⟨

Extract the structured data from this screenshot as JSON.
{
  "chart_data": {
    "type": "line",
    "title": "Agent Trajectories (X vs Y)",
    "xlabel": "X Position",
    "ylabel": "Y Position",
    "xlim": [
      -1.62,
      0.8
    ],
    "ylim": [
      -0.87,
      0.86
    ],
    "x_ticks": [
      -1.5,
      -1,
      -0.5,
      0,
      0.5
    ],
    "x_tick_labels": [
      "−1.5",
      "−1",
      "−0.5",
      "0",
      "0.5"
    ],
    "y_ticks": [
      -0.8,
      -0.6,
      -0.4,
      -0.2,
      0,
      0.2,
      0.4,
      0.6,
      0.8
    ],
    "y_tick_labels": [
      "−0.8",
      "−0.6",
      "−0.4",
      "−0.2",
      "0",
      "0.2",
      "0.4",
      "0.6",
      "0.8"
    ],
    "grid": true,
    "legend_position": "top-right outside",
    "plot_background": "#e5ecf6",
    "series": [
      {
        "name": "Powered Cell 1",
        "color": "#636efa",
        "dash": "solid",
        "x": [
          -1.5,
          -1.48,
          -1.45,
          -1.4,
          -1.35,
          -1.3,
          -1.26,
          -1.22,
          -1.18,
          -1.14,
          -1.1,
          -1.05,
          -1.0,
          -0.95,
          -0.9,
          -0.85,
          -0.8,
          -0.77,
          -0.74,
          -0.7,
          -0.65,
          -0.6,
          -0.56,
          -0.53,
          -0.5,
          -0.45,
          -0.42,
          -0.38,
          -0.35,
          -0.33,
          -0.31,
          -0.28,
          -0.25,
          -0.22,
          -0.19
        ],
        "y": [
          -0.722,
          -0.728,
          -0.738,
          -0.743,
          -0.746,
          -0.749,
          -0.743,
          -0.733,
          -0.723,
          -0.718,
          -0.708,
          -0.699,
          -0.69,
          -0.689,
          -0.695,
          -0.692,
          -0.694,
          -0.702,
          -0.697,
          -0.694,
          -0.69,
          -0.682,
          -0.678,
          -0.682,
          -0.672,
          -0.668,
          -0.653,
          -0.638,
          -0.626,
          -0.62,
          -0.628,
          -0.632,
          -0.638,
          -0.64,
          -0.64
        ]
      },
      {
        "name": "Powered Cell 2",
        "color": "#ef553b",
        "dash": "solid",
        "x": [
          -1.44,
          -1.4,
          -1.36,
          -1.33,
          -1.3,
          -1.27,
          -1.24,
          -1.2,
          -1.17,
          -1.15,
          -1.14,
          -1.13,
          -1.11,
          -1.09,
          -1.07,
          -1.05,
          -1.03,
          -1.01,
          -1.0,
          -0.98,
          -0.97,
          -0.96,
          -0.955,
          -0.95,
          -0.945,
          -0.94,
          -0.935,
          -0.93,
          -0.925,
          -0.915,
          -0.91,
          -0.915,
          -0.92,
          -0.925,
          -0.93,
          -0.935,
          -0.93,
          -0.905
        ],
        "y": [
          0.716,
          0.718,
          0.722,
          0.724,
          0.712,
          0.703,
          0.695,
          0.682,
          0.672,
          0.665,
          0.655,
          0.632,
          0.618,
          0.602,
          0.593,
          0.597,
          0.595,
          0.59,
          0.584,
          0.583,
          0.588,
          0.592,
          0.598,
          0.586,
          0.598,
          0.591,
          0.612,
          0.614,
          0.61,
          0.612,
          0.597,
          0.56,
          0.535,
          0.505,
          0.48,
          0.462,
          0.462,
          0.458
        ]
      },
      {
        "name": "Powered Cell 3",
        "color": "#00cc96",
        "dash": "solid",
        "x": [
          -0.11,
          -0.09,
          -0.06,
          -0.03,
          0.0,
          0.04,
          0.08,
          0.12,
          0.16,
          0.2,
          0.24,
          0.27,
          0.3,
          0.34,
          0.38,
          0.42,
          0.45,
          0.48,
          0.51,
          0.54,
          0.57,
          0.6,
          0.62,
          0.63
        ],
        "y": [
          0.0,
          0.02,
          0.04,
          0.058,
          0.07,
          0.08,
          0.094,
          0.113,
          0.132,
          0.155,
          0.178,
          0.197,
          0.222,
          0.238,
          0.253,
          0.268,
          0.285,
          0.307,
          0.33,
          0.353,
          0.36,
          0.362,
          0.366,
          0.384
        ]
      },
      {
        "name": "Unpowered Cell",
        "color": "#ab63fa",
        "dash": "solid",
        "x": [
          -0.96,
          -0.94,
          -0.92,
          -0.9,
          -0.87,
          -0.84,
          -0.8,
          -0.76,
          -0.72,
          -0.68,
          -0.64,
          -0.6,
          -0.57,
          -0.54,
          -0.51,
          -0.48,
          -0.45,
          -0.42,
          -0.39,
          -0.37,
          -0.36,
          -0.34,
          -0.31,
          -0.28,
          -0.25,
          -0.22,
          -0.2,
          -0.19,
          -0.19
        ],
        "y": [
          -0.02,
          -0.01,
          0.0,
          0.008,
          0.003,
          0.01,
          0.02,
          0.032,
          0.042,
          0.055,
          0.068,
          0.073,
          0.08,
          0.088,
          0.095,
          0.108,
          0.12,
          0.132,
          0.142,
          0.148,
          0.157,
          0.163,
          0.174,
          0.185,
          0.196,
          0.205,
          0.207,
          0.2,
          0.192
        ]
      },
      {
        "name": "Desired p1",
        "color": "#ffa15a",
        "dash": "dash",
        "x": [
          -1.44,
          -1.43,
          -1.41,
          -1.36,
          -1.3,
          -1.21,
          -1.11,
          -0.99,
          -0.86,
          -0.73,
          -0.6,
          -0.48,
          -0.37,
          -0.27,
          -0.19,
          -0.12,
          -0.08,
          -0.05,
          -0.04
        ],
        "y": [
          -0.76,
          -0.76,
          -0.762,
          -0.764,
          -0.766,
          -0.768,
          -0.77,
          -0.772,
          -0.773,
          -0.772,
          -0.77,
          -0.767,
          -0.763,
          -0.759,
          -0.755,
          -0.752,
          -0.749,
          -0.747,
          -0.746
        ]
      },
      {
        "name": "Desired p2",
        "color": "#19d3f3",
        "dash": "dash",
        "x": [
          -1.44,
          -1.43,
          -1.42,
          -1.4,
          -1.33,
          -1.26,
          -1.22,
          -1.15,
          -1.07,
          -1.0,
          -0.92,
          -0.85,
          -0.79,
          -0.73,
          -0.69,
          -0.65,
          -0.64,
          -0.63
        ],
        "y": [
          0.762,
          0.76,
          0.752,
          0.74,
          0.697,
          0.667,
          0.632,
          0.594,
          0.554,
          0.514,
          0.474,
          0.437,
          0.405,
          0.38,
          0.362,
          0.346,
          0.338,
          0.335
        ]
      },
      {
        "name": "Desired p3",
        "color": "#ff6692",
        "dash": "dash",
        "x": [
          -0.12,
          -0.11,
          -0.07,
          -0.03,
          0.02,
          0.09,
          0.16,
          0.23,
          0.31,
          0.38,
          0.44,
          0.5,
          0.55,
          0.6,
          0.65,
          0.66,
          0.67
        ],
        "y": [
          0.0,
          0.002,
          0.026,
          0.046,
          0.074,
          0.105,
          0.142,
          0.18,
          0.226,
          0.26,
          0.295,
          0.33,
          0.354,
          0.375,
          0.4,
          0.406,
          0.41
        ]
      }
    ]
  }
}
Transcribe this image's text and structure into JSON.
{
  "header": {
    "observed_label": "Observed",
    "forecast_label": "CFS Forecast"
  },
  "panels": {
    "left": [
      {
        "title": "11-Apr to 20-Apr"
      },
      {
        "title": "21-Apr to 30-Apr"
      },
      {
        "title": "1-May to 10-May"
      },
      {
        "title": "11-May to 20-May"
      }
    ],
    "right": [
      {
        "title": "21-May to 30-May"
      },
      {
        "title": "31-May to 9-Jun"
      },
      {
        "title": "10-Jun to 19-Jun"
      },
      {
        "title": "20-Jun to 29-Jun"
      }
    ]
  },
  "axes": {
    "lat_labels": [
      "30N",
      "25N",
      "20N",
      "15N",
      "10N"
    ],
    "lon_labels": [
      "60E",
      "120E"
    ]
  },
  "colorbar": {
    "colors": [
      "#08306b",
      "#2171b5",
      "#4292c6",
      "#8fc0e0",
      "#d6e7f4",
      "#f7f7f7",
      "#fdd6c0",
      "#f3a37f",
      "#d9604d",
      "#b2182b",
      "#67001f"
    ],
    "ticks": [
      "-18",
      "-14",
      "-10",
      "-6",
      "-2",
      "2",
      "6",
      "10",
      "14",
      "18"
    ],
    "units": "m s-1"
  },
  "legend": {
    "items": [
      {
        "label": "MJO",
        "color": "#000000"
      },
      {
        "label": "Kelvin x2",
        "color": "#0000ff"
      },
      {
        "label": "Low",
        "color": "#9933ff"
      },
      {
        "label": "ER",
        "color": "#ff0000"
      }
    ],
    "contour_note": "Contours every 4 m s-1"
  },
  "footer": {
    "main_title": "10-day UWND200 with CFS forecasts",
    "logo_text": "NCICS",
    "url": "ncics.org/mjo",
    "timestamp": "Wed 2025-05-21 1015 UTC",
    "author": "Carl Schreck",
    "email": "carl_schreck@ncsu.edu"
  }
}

⟩

Aim of the exercise:
Gather every line from the entries above where the word "Cell" appears, and copy them.

Output of the task:
        "name": "Powered Cell 1",
        "name": "Powered Cell 2",
        "name": "Powered Cell 3",
        "name": "Unpowered Cell",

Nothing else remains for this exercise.